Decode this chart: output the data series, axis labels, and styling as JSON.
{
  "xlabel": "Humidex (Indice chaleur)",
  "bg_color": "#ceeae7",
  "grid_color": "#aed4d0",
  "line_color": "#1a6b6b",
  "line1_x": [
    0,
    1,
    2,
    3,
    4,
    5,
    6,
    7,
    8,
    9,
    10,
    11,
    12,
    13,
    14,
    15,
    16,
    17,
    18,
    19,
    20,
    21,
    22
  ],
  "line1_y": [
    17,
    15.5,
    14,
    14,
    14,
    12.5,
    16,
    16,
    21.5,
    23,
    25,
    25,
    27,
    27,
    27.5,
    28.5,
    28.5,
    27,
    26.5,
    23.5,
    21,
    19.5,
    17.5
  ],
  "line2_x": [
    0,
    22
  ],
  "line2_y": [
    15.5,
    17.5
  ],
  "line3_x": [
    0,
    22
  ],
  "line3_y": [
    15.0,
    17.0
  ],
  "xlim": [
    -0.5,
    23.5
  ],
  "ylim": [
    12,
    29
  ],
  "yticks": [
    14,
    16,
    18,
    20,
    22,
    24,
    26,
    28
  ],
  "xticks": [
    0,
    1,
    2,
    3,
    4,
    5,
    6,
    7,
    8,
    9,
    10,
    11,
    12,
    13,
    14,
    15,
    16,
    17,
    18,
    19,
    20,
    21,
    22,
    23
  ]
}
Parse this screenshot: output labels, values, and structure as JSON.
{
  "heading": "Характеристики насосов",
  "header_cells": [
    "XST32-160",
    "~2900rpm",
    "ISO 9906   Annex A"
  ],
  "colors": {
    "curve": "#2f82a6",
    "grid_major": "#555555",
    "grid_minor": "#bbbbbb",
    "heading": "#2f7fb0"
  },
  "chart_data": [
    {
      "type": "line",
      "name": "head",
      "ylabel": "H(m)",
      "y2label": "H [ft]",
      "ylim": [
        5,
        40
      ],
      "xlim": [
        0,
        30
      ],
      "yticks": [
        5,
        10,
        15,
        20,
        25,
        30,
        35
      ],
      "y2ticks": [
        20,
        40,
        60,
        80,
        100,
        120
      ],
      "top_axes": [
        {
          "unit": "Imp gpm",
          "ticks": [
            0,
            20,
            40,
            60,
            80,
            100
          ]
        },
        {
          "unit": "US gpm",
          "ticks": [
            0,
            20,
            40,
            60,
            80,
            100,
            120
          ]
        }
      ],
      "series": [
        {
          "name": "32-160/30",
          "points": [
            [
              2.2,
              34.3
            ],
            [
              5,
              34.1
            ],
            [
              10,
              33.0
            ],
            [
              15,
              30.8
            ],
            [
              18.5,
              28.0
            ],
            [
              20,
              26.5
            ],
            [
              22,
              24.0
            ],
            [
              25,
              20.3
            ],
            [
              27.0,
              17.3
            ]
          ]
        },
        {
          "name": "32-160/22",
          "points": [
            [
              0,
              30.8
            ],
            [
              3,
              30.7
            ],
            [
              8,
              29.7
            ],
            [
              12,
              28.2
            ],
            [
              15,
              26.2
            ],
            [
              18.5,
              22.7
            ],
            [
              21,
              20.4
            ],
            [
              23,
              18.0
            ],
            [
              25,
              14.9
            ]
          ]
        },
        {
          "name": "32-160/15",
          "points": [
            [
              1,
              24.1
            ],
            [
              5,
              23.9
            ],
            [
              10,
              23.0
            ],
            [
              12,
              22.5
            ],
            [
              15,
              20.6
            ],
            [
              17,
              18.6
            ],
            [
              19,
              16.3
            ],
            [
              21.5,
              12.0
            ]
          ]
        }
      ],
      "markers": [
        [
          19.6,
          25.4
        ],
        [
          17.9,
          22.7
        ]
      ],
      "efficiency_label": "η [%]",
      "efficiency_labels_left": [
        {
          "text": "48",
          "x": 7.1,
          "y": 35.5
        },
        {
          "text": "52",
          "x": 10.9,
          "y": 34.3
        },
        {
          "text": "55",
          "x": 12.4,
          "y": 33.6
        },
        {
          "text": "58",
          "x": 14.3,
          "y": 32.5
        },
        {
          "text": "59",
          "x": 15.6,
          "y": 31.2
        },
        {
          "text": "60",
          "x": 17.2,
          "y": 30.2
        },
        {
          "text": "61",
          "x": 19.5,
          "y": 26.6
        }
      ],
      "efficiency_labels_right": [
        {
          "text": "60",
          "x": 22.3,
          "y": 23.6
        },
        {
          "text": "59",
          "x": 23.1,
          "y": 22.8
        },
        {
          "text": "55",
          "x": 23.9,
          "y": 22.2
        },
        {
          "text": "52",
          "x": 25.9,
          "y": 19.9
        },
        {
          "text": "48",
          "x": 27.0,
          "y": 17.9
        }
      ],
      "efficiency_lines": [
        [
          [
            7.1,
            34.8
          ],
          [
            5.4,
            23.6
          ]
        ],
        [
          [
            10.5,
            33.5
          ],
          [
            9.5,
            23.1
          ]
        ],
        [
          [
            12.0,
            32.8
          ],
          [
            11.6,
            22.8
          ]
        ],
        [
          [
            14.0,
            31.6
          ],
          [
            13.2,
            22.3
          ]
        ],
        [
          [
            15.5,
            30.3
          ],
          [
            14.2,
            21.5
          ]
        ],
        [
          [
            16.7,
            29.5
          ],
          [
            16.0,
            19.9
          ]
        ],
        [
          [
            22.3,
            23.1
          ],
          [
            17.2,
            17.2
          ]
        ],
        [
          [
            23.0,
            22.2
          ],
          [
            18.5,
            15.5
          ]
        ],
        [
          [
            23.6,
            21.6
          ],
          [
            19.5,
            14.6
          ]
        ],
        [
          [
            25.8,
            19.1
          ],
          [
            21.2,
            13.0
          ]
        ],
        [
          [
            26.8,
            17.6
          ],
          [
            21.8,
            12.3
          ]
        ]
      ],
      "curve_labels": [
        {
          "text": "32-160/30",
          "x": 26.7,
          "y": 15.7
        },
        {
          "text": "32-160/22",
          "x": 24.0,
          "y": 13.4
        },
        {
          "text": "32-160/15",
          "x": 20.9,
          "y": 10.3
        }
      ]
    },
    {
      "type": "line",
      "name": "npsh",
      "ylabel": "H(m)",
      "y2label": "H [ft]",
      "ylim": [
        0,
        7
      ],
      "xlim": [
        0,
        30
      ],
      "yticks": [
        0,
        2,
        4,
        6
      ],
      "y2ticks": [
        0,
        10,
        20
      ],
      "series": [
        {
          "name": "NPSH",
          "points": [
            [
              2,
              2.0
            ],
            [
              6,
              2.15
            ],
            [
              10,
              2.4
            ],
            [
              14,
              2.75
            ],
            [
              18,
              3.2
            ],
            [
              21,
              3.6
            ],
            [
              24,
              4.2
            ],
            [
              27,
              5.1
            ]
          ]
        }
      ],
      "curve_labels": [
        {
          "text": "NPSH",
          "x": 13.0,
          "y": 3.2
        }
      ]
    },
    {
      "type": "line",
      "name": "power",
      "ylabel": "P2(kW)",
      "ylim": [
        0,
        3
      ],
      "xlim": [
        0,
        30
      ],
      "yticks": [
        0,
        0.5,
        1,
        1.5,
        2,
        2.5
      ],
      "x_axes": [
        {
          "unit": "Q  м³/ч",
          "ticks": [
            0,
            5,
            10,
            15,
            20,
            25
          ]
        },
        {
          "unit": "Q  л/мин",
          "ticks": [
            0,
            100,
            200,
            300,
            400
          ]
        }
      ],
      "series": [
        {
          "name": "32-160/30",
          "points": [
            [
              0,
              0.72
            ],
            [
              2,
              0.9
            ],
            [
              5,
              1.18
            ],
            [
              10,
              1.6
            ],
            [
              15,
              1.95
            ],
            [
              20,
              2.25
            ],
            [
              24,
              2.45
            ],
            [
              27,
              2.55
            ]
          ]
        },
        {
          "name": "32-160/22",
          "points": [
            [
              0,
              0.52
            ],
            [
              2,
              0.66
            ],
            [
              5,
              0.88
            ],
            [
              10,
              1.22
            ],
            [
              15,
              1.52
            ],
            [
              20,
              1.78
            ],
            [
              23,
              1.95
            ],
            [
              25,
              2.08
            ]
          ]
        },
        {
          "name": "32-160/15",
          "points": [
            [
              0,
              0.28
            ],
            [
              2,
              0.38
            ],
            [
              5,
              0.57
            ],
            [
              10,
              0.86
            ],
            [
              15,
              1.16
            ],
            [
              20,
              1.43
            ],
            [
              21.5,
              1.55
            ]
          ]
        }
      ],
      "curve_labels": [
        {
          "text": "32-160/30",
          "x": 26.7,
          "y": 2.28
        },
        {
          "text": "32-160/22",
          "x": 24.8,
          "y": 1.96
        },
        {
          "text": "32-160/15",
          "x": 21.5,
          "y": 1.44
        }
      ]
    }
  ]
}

------------------------------------------------

THE PROBLEM -> In the material above, show every line where the word "output" turns up.

FINISHED TASK ->
Decode this chart: output the data series, axis labels, and styling as JSON.
Parse this screenshot: output labels, values, and structure as JSON.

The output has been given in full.